Your instructions | From the listing below, pick out each line with the word "this".

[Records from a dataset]
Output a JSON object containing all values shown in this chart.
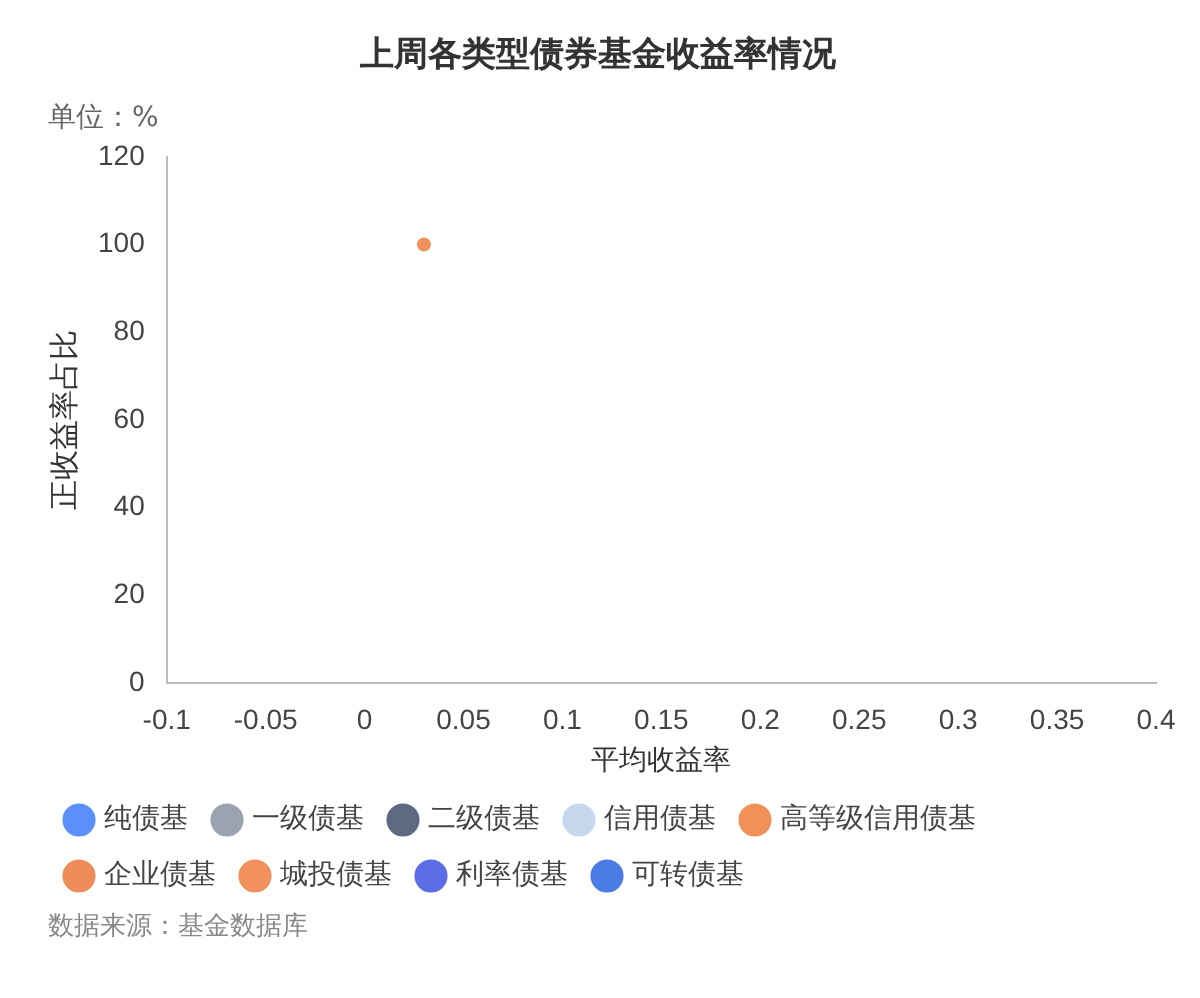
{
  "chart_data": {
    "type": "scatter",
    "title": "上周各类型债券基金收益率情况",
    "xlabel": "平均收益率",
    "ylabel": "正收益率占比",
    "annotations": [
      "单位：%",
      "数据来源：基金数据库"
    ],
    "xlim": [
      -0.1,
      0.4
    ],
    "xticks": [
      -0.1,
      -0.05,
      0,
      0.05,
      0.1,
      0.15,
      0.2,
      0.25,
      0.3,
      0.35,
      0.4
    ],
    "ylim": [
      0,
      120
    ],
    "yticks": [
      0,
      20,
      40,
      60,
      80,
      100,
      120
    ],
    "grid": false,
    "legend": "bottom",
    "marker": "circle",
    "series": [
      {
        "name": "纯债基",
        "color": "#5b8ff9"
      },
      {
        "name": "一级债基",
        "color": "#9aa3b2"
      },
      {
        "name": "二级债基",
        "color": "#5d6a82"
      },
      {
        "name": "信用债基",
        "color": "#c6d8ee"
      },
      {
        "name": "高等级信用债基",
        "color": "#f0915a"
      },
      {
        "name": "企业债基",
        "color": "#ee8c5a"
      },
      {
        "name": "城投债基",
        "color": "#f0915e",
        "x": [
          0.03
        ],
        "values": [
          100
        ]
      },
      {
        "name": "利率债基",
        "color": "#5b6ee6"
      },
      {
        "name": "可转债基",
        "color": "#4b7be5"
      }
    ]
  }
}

==

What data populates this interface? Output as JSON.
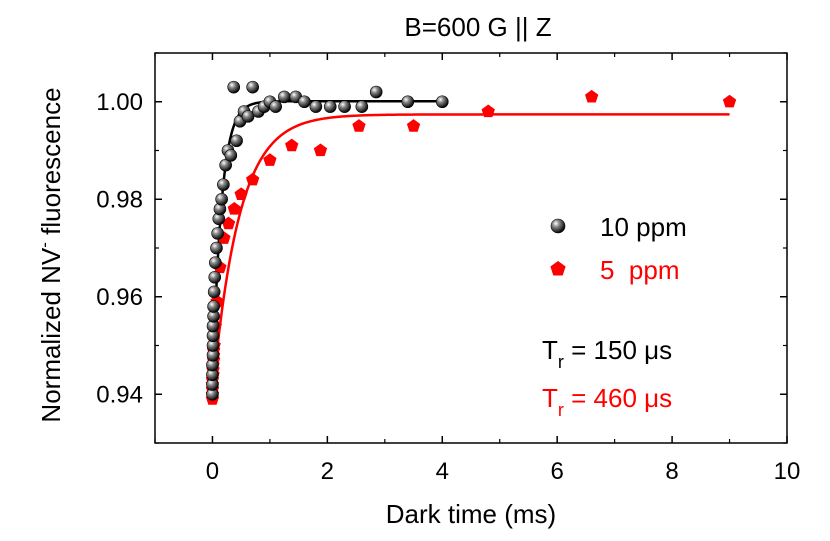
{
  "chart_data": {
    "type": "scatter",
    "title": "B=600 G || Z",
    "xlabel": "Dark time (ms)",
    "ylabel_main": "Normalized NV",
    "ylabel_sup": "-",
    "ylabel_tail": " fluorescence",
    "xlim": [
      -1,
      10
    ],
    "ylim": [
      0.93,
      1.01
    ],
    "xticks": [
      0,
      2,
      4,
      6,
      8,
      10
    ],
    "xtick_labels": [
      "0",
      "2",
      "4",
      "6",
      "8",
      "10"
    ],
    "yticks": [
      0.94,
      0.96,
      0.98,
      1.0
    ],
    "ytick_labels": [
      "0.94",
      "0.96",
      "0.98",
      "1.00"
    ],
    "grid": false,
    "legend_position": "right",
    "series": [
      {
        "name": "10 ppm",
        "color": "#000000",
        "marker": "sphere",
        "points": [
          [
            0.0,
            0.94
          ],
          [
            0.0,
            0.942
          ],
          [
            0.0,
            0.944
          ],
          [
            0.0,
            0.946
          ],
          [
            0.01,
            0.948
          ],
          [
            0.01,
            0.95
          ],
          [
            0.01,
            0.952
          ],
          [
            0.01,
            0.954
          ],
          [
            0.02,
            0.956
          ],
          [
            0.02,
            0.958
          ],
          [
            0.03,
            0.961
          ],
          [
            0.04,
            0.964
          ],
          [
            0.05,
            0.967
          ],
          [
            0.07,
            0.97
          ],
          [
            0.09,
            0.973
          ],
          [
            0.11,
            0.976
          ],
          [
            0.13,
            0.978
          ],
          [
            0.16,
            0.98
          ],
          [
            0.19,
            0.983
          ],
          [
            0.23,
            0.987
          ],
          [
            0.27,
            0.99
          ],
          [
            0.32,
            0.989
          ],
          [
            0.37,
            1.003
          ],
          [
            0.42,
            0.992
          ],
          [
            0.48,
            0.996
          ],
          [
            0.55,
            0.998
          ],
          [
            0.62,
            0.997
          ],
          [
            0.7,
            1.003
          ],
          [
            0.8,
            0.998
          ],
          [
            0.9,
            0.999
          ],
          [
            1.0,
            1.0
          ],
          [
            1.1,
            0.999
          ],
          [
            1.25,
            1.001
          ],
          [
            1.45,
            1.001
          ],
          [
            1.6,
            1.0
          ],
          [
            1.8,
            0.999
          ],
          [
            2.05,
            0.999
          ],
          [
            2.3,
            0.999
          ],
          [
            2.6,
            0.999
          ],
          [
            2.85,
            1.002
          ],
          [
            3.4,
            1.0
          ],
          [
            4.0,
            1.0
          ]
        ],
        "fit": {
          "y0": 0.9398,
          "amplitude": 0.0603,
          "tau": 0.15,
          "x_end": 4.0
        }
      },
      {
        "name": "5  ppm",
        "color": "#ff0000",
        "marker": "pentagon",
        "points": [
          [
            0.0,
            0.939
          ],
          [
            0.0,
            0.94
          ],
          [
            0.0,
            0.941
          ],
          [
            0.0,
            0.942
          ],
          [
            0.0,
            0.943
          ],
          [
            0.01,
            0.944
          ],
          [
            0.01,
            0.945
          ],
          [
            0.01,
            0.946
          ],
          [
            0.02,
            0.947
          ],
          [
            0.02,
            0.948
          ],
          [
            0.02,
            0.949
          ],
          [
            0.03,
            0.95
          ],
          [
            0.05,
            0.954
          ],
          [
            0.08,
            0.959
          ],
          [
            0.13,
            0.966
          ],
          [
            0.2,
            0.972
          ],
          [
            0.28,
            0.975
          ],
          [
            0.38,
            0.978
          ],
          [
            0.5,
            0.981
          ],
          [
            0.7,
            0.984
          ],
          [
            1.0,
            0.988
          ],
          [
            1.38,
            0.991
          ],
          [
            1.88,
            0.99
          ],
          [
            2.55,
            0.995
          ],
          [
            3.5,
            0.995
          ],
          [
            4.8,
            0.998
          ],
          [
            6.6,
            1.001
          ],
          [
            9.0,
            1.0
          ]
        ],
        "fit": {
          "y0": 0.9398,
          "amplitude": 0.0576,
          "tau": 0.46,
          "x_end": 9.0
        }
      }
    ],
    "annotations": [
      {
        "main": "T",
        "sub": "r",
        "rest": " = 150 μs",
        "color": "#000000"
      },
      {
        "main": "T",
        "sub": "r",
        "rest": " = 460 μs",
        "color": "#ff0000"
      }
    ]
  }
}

Finished exercise |
Output a JSON object containing all values shown in this chart.
What data populates this interface? Output as JSON.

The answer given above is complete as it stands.